(Dataset entries)
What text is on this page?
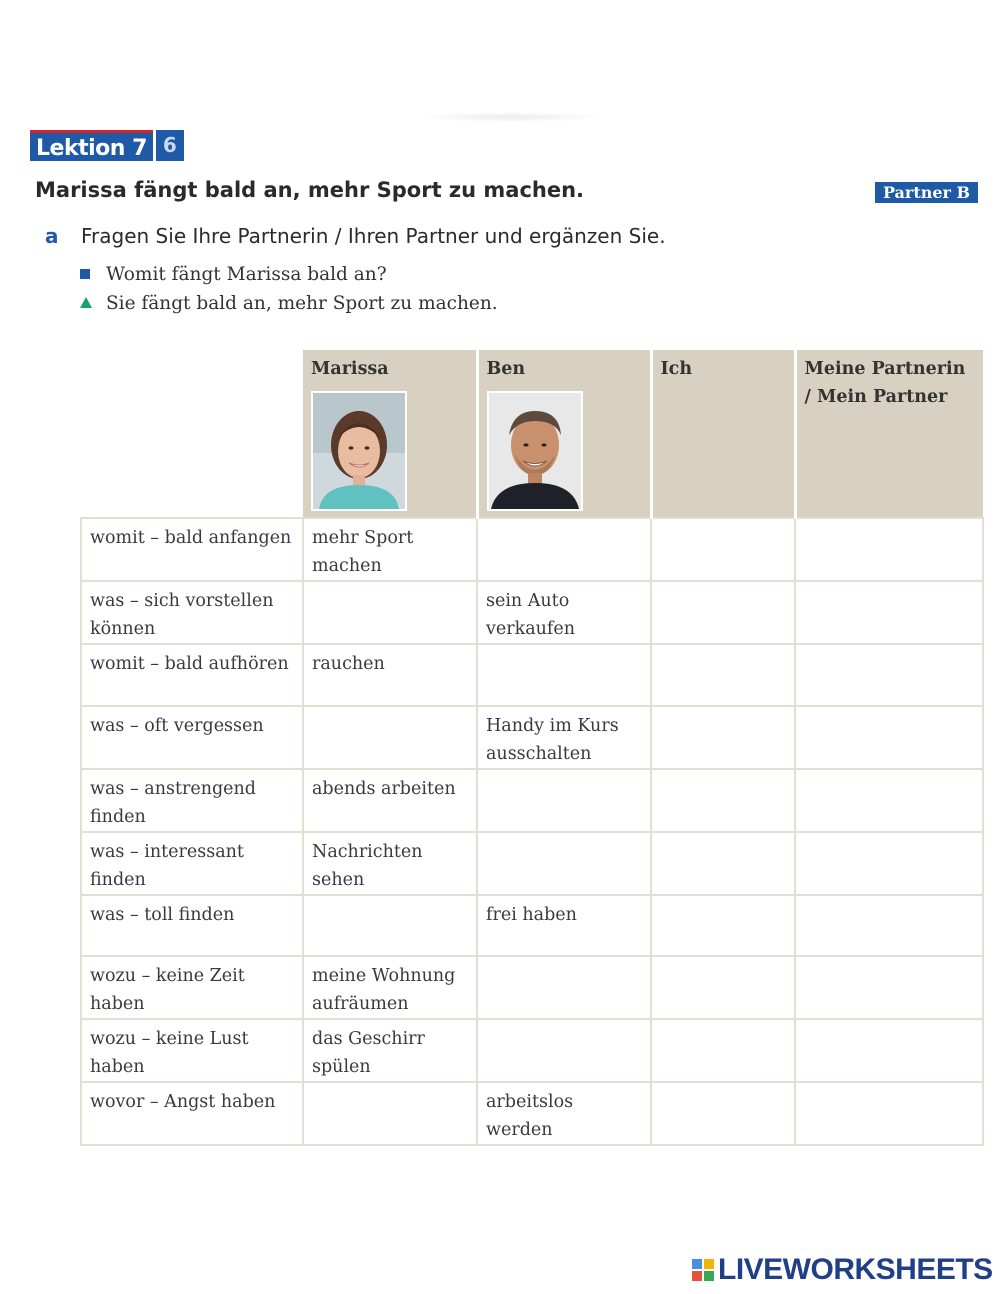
Lektion 7 6
Marissa fängt bald an, mehr Sport zu machen.	Partner B
a Fragen Sie Ihre Partnerin / Ihren Partner und ergänzen Sie.
Womit fängt Marissa bald an?
Sie fängt bald an, mehr Sport zu machen.

	Marissa	Ben	Ich	Meine Partnerin / Mein Partner

womit – bald anfangen	mehr Sport machen			
was – sich vorstellen können		sein Auto verkaufen		
womit – bald aufhören	rauchen			
was – oft vergessen		Handy im Kurs ausschalten		
was – anstrengend finden	abends arbeiten			
was – interessant finden	Nachrichten sehen			
was – toll finden		frei haben		
wozu – keine Zeit haben	meine Wohnung aufräumen			
wozu – keine Lust haben	das Geschirr spülen			
wovor – Angst haben		arbeitslos werden		
LIVEWORKSHEETS
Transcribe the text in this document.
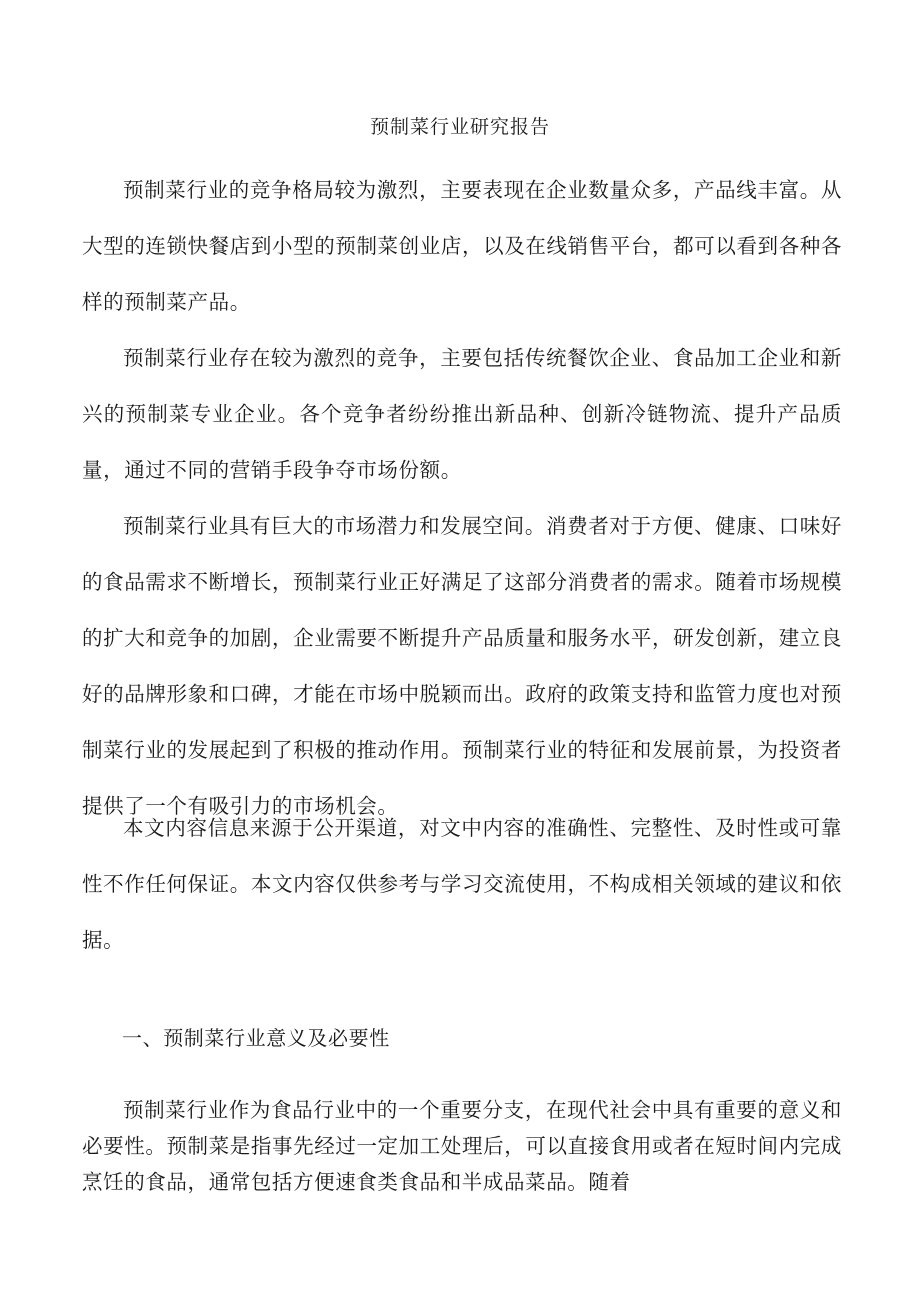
预制菜行业研究报告

预制菜行业的竞争格局较为激烈，主要表现在企业数量众多，产品线丰富。从大型的连锁快餐店到小型的预制菜创业店，以及在线销售平台，都可以看到各种各样的预制菜产品。

预制菜行业存在较为激烈的竞争，主要包括传统餐饮企业、食品加工企业和新兴的预制菜专业企业。各个竞争者纷纷推出新品种、创新冷链物流、提升产品质量，通过不同的营销手段争夺市场份额。

预制菜行业具有巨大的市场潜力和发展空间。消费者对于方便、健康、口味好的食品需求不断增长，预制菜行业正好满足了这部分消费者的需求。随着市场规模的扩大和竞争的加剧，企业需要不断提升产品质量和服务水平，研发创新，建立良好的品牌形象和口碑，才能在市场中脱颖而出。政府的政策支持和监管力度也对预制菜行业的发展起到了积极的推动作用。预制菜行业的特征和发展前景，为投资者提供了一个有吸引力的市场机会。

本文内容信息来源于公开渠道，对文中内容的准确性、完整性、及时性或可靠性不作任何保证。本文内容仅供参考与学习交流使用，不构成相关领域的建议和依据。

一、预制菜行业意义及必要性

预制菜行业作为食品行业中的一个重要分支，在现代社会中具有重要的意义和必要性。预制菜是指事先经过一定加工处理后，可以直接食用或者在短时间内完成烹饪的食品，通常包括方便速食类食品和半成品菜品。随着
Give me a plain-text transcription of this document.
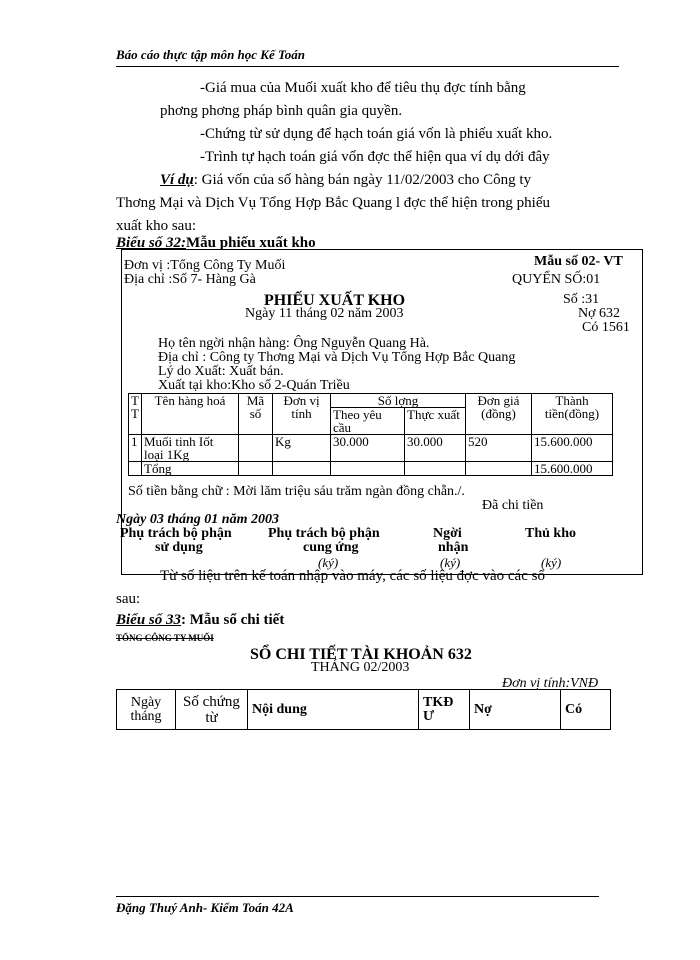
Báo cáo thực tập môn học Kế Toán
-Giá mua của Muối xuất kho để tiêu thụ đợc tính bằng
phơng phơng pháp bình quân gia quyền.
-Chứng từ sử dụng để hạch toán giá vốn là phiếu xuất kho.
-Trình tự hạch toán giá vốn đợc thể hiện qua ví dụ dới đây
Ví dụ: Giá vốn của số hàng bán ngày 11/02/2003 cho Công ty
Thơng Mại và Dịch Vụ Tổng Hợp Bắc Quang l đợc thể hiện trong phiếu
xuất kho sau:
Biểu số 32:Mẫu phiếu xuất kho
Đơn vị :Tổng Công Ty Muối
Địa chỉ :Số 7- Hàng Gà
Mẫu số 02- VT
QUYỂN SỐ:01
PHIẾU XUẤT KHO
Ngày 11 tháng 02 năm 2003
Số :31
Nợ 632
Có 1561
Họ tên ngời nhận hàng: Ông Nguyễn Quang Hà.
Địa chỉ : Công ty Thơng Mại và Dịch Vụ Tổng Hợp Bắc Quang
Lý do Xuất: Xuất bán.
Xuất tại kho:Kho số 2-Quán Triều
T T	Tên hàng hoá	Mã số	Đơn vị tính	Số lợng		Đơn giá (đồng)	Thành tiền(đồng)
				Theo yêu cầu	Thực xuất		
1	Muối tinh Iốt loại 1Kg		Kg	30.000	30.000	520	15.600.000
	Tổng						15.600.000
Số tiền bằng chữ : Mời lăm triệu sáu trăm ngàn đồng chẵn./.
Đã chi tiền
Ngày 03 tháng 01 năm 2003
Phụ trách bộ phận
sử dụng
Phụ trách bộ phận
cung ứng
(ký)
Ngời
nhận
(ký)
Thủ kho
(ký)
Từ số liệu trên kế toán nhập vào máy, các số liệu đợc vào các sổ
sau:
Biểu số 33: Mẫu sổ chi tiết
TỔNG CÔNG TY MUỐI
SỔ CHI TIẾT TÀI KHOẢN 632
THÁNG 02/2003
Đơn vị tính:VNĐ
Ngày tháng	Số chứng từ	Nội dung	TKĐ Ư	Nợ	Có
Đặng Thuý Anh- Kiểm Toán 42A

● INSTRUCTION
Working from the lines above, reproduce the material exactly and exclude its pictures.

● WRITTEN SOLUTION
What text is on this page?
Lektion 7 6
Marissa fängt bald an, mehr Sport zu machen.	Partner B
a Fragen Sie Ihre Partnerin / Ihren Partner und ergänzen Sie.
Womit fängt Marissa bald an?
Sie fängt bald an, mehr Sport zu machen.

	Marissa	Ben	Ich	Meine Partnerin / Mein Partner

womit – bald anfangen	mehr Sport machen			
was – sich vorstellen können		sein Auto verkaufen		
womit – bald aufhören	rauchen			
was – oft vergessen		Handy im Kurs ausschalten		
was – anstrengend finden	abends arbeiten			
was – interessant finden	Nachrichten sehen			
was – toll finden		frei haben		
wozu – keine Zeit haben	meine Wohnung aufräumen			
wozu – keine Lust haben	das Geschirr spülen			
wovor – Angst haben		arbeitslos werden		
LIVEWORKSHEETS
Transcribe the text in this document.
预制菜行业研究报告

预制菜行业的竞争格局较为激烈，主要表现在企业数量众多，产品线丰富。从大型的连锁快餐店到小型的预制菜创业店，以及在线销售平台，都可以看到各种各样的预制菜产品。

预制菜行业存在较为激烈的竞争，主要包括传统餐饮企业、食品加工企业和新兴的预制菜专业企业。各个竞争者纷纷推出新品种、创新冷链物流、提升产品质量，通过不同的营销手段争夺市场份额。

预制菜行业具有巨大的市场潜力和发展空间。消费者对于方便、健康、口味好的食品需求不断增长，预制菜行业正好满足了这部分消费者的需求。随着市场规模的扩大和竞争的加剧，企业需要不断提升产品质量和服务水平，研发创新，建立良好的品牌形象和口碑，才能在市场中脱颖而出。政府的政策支持和监管力度也对预制菜行业的发展起到了积极的推动作用。预制菜行业的特征和发展前景，为投资者提供了一个有吸引力的市场机会。

本文内容信息来源于公开渠道，对文中内容的准确性、完整性、及时性或可靠性不作任何保证。本文内容仅供参考与学习交流使用，不构成相关领域的建议和依据。

一、预制菜行业意义及必要性

预制菜行业作为食品行业中的一个重要分支，在现代社会中具有重要的意义和必要性。预制菜是指事先经过一定加工处理后，可以直接食用或者在短时间内完成烹饪的食品，通常包括方便速食类食品和半成品菜品。随着
Give me a plain-text transcription of this document.
Báo cáo thực tập môn học Kế Toán
-Giá mua của Muối xuất kho để tiêu thụ đợc tính bằng
phơng phơng pháp bình quân gia quyền.
-Chứng từ sử dụng để hạch toán giá vốn là phiếu xuất kho.
-Trình tự hạch toán giá vốn đợc thể hiện qua ví dụ dới đây
Ví dụ: Giá vốn của số hàng bán ngày 11/02/2003 cho Công ty
Thơng Mại và Dịch Vụ Tổng Hợp Bắc Quang l đợc thể hiện trong phiếu
xuất kho sau:
Biểu số 32:Mẫu phiếu xuất kho
Đơn vị :Tổng Công Ty Muối
Địa chỉ :Số 7- Hàng Gà
Mẫu số 02- VT
QUYỂN SỐ:01
PHIẾU XUẤT KHO
Ngày 11 tháng 02 năm 2003
Số :31
Nợ 632
Có 1561
Họ tên ngời nhận hàng: Ông Nguyễn Quang Hà.
Địa chỉ : Công ty Thơng Mại và Dịch Vụ Tổng Hợp Bắc Quang
Lý do Xuất: Xuất bán.
Xuất tại kho:Kho số 2-Quán Triều
T T	Tên hàng hoá	Mã số	Đơn vị tính	Số lợng		Đơn giá (đồng)	Thành tiền(đồng)
				Theo yêu cầu	Thực xuất		
1	Muối tinh Iốt loại 1Kg		Kg	30.000	30.000	520	15.600.000
	Tổng						15.600.000
Số tiền bằng chữ : Mời lăm triệu sáu trăm ngàn đồng chẵn./.
Đã chi tiền
Ngày 03 tháng 01 năm 2003
Phụ trách bộ phận
sử dụng
Phụ trách bộ phận
cung ứng
(ký)
Ngời
nhận
(ký)
Thủ kho
(ký)
Từ số liệu trên kế toán nhập vào máy, các số liệu đợc vào các sổ
sau:
Biểu số 33: Mẫu sổ chi tiết
TỔNG CÔNG TY MUỐI
SỔ CHI TIẾT TÀI KHOẢN 632
THÁNG 02/2003
Đơn vị tính:VNĐ
Ngày tháng	Số chứng từ	Nội dung	TKĐ Ư	Nợ	Có
Đặng Thuý Anh- Kiểm Toán 42A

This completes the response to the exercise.